EXERCISE OBJECTIVE: Copy each line that has the string "ćete" somewhere in it.

DATA SHOWN:
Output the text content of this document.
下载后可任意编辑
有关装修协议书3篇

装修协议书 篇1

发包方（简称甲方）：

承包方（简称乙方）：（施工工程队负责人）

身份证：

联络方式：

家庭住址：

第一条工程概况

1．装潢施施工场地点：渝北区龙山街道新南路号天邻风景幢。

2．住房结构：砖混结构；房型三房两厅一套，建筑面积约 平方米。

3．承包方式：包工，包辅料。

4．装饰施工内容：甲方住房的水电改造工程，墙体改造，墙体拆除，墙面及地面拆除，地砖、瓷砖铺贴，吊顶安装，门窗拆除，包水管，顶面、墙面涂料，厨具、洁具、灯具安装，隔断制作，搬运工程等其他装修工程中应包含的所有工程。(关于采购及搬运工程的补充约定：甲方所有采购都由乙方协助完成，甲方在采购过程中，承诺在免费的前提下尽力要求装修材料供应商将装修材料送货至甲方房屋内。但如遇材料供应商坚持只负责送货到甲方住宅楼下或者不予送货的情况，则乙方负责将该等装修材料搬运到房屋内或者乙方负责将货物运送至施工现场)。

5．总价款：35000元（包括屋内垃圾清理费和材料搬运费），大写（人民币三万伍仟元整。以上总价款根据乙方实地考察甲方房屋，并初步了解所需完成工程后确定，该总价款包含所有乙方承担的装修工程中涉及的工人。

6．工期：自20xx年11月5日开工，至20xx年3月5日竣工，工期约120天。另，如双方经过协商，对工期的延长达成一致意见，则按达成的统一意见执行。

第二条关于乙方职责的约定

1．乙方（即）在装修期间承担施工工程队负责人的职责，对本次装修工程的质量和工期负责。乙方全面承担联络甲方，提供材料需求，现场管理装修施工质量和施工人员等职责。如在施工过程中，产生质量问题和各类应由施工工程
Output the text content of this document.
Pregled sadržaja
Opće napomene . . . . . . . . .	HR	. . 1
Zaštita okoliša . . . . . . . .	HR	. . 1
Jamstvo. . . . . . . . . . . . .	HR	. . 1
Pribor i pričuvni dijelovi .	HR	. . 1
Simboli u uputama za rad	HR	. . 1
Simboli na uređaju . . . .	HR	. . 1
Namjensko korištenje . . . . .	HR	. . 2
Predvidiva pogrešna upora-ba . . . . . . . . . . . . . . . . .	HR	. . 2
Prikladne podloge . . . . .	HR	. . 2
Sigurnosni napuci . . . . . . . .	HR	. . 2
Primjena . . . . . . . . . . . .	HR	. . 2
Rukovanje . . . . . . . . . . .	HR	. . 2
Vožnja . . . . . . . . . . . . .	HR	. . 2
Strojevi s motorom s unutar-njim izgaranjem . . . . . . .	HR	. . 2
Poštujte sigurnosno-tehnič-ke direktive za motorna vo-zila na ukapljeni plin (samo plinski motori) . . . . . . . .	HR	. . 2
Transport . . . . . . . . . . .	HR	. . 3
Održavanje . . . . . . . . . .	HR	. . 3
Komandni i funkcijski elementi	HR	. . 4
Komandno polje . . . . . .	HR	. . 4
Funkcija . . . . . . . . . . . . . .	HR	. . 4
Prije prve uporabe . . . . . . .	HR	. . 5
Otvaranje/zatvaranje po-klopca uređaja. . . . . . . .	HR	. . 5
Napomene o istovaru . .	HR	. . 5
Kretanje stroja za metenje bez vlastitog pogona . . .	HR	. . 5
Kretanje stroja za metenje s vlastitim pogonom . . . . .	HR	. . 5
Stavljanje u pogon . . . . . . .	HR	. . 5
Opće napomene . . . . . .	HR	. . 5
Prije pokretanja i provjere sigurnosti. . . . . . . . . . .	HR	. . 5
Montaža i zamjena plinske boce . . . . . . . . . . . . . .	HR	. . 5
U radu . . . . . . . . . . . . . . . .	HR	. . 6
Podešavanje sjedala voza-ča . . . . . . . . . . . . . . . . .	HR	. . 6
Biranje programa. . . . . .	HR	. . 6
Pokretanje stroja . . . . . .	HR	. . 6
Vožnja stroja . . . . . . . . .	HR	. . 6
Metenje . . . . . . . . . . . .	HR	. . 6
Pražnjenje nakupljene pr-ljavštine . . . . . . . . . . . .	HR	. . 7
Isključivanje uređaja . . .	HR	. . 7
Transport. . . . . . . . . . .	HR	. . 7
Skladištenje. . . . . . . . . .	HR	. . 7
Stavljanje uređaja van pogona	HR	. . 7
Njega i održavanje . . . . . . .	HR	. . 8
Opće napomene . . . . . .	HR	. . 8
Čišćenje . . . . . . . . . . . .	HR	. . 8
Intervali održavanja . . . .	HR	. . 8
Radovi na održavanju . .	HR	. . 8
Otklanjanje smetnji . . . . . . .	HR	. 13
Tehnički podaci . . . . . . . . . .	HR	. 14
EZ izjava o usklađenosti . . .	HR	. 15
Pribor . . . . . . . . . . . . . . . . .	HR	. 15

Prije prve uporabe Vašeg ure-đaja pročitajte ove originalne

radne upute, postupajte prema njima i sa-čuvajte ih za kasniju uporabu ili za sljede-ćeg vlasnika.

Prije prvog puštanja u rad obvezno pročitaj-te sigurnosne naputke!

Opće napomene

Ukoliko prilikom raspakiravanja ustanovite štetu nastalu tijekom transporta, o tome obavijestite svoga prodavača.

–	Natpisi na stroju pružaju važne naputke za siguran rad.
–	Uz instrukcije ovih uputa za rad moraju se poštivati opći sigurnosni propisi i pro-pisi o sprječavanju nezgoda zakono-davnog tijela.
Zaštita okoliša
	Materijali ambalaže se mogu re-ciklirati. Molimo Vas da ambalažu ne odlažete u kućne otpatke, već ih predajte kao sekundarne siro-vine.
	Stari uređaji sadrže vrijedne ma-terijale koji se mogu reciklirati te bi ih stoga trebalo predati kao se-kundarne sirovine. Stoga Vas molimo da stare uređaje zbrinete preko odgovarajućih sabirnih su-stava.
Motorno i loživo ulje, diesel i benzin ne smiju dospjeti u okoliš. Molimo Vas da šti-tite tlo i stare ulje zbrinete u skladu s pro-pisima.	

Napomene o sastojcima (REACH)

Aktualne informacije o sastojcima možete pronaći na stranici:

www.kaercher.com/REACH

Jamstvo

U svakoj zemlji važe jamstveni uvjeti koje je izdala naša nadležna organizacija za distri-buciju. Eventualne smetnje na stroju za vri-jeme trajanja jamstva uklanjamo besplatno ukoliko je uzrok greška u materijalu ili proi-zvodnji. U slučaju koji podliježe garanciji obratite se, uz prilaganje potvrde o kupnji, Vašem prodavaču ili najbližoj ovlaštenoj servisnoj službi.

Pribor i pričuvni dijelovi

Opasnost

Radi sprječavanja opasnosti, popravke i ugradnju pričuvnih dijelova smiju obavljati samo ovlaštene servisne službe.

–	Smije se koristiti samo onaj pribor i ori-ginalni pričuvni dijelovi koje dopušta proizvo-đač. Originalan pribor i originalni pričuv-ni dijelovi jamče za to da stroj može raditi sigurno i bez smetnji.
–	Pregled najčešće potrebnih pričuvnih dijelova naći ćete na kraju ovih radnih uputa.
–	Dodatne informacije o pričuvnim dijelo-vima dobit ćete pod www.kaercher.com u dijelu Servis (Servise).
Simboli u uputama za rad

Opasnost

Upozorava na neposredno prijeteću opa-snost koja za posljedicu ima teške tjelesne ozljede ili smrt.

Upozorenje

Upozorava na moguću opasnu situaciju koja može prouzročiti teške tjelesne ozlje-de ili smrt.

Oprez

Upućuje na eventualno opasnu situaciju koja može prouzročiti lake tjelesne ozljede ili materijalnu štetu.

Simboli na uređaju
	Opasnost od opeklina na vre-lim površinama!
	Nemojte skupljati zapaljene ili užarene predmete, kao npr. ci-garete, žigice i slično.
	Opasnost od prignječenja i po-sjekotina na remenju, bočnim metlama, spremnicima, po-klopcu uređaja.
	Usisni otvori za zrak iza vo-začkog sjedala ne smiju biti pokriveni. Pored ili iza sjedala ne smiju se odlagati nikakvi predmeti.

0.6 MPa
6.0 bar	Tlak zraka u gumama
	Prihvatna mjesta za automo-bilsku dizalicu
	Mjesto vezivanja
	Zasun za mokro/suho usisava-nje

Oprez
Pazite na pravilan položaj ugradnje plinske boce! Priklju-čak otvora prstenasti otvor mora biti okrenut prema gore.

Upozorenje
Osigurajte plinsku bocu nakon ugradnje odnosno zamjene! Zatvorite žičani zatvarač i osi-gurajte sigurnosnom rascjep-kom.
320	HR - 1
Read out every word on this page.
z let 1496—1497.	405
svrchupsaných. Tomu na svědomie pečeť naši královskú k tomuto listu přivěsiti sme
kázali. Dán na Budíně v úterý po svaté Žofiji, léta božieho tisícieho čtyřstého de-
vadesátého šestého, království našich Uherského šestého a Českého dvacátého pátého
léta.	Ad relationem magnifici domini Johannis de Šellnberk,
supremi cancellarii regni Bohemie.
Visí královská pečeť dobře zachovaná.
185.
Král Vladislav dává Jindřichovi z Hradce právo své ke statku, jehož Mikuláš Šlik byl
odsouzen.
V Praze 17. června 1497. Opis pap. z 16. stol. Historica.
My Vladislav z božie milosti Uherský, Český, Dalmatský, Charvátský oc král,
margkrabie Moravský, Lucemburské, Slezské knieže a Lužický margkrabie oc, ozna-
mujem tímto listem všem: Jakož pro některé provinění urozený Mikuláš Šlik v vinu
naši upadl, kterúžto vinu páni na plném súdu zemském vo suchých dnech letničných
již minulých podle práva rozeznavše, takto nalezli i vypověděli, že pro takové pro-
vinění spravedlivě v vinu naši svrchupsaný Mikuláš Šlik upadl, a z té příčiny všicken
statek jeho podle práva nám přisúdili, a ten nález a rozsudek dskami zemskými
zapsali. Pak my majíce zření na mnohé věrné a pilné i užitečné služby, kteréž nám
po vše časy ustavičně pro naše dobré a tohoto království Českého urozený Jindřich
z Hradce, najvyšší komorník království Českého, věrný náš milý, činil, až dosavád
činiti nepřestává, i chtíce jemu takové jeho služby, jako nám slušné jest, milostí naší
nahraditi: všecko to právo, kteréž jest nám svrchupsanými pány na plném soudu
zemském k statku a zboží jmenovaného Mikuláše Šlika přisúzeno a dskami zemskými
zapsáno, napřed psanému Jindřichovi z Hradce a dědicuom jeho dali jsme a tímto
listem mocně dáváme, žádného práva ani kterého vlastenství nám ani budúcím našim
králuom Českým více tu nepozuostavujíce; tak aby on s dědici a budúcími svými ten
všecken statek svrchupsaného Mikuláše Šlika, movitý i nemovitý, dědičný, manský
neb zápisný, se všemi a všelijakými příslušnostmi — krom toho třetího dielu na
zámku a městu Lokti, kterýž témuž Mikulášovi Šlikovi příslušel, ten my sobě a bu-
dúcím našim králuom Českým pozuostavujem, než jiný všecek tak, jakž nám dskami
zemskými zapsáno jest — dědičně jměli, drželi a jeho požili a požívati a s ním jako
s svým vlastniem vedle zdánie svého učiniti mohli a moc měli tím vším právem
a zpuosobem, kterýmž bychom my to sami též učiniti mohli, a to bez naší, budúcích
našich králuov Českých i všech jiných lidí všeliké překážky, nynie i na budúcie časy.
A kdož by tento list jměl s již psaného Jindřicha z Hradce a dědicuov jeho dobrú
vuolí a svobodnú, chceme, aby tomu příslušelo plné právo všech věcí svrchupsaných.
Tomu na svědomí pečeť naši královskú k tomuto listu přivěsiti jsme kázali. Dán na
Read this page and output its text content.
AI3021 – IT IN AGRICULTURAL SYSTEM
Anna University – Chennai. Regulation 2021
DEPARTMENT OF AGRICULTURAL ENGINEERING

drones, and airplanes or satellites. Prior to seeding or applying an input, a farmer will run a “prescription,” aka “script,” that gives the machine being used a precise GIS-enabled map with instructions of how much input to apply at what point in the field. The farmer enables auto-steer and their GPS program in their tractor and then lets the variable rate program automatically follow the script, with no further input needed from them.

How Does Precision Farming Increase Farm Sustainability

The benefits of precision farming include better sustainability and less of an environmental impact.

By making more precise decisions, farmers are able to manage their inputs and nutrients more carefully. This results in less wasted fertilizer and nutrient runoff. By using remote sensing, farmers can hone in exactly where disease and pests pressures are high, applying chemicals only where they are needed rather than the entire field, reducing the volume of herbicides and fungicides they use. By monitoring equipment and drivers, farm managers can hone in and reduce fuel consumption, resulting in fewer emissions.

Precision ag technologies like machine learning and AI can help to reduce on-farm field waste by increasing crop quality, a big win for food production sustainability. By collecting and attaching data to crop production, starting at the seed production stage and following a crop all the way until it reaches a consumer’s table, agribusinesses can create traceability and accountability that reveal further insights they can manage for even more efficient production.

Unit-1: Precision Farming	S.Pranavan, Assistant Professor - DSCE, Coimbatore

SOLVED EXERCISE:
–	Pregled najčešće potrebnih pričuvnih dijelova naći ćete na kraju ovih radnih uputa.
–	Dodatne informacije o pričuvnim dijelo-vima dobit ćete pod www.kaercher.com u dijelu Servis (Servise).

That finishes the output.